*WHAT YOU NEED TO DO*. Produce a word-for-word copy of the listing below without its pictures.

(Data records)
* * * * * * *

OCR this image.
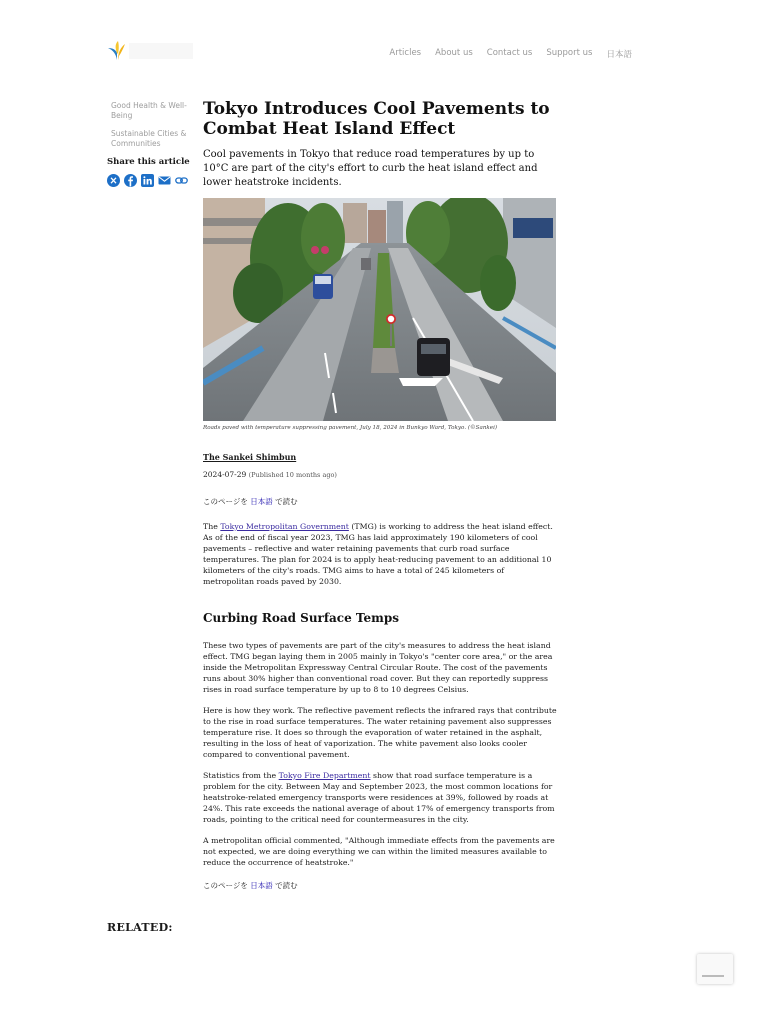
Articles About us Contact us Support us 日本語
Good Health & Well-Being
Sustainable Cities & Communities
Share this article
Tokyo Introduces Cool Pavements to Combat Heat Island Effect

Cool pavements in Tokyo that reduce road temperatures by up to 10°C are part of the city's effort to curb the heat island effect and lower heatstroke incidents.

Roads paved with temperature suppressing pavement, July 18, 2024 in Bunkyo Ward, Tokyo. (©Sankei)
The Sankei Shimbun
2024-07-29 (Published 10 months ago)
このページを 日本語 で読む

The Tokyo Metropolitan Government (TMG) is working to address the heat island effect. As of the end of fiscal year 2023, TMG has laid approximately 190 kilometers of cool pavements – reflective and water retaining pavements that curb road surface temperatures. The plan for 2024 is to apply heat-reducing pavement to an additional 10 kilometers of the city's roads. TMG aims to have a total of 245 kilometers of metropolitan roads paved by 2030.

Curbing Road Surface Temps

These two types of pavements are part of the city's measures to address the heat island effect. TMG began laying them in 2005 mainly in Tokyo's "center core area," or the area inside the Metropolitan Expressway Central Circular Route. The cost of the pavements runs about 30% higher than conventional road cover. But they can reportedly suppress rises in road surface temperature by up to 8 to 10 degrees Celsius.

Here is how they work. The reflective pavement reflects the infrared rays that contribute to the rise in road surface temperatures. The water retaining pavement also suppresses temperature rise. It does so through the evaporation of water retained in the asphalt, resulting in the loss of heat of vaporization. The white pavement also looks cooler compared to conventional pavement.

Statistics from the Tokyo Fire Department show that road surface temperature is a problem for the city. Between May and September 2023, the most common locations for heatstroke-related emergency transports were residences at 39%, followed by roads at 24%. This rate exceeds the national average of about 17% of emergency transports from roads, pointing to the critical need for countermeasures in the city.

A metropolitan official commented, "Although immediate effects from the pavements are not expected, we are doing everything we can within the limited measures available to reduce the occurrence of heatstroke."

このページを 日本語 で読む
RELATED:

* * * * * * *

*OUTPUT OF THE TASK*.
OCR this image.
Articles About us Contact us Support us 日本語
Good Health & Well-Being
Sustainable Cities & Communities
Share this article
Tokyo Introduces Cool Pavements to Combat Heat Island Effect

Cool pavements in Tokyo that reduce road temperatures by up to 10°C are part of the city's effort to curb the heat island effect and lower heatstroke incidents.

Roads paved with temperature suppressing pavement, July 18, 2024 in Bunkyo Ward, Tokyo. (©Sankei)
The Sankei Shimbun
2024-07-29 (Published 10 months ago)
このページを 日本語 で読む

The Tokyo Metropolitan Government (TMG) is working to address the heat island effect. As of the end of fiscal year 2023, TMG has laid approximately 190 kilometers of cool pavements – reflective and water retaining pavements that curb road surface temperatures. The plan for 2024 is to apply heat-reducing pavement to an additional 10 kilometers of the city's roads. TMG aims to have a total of 245 kilometers of metropolitan roads paved by 2030.

Curbing Road Surface Temps

These two types of pavements are part of the city's measures to address the heat island effect. TMG began laying them in 2005 mainly in Tokyo's "center core area," or the area inside the Metropolitan Expressway Central Circular Route. The cost of the pavements runs about 30% higher than conventional road cover. But they can reportedly suppress rises in road surface temperature by up to 8 to 10 degrees Celsius.

Here is how they work. The reflective pavement reflects the infrared rays that contribute to the rise in road surface temperatures. The water retaining pavement also suppresses temperature rise. It does so through the evaporation of water retained in the asphalt, resulting in the loss of heat of vaporization. The white pavement also looks cooler compared to conventional pavement.

Statistics from the Tokyo Fire Department show that road surface temperature is a problem for the city. Between May and September 2023, the most common locations for heatstroke-related emergency transports were residences at 39%, followed by roads at 24%. This rate exceeds the national average of about 17% of emergency transports from roads, pointing to the critical need for countermeasures in the city.

A metropolitan official commented, "Although immediate effects from the pavements are not expected, we are doing everything we can within the limited measures available to reduce the occurrence of heatstroke."

このページを 日本語 で読む
RELATED:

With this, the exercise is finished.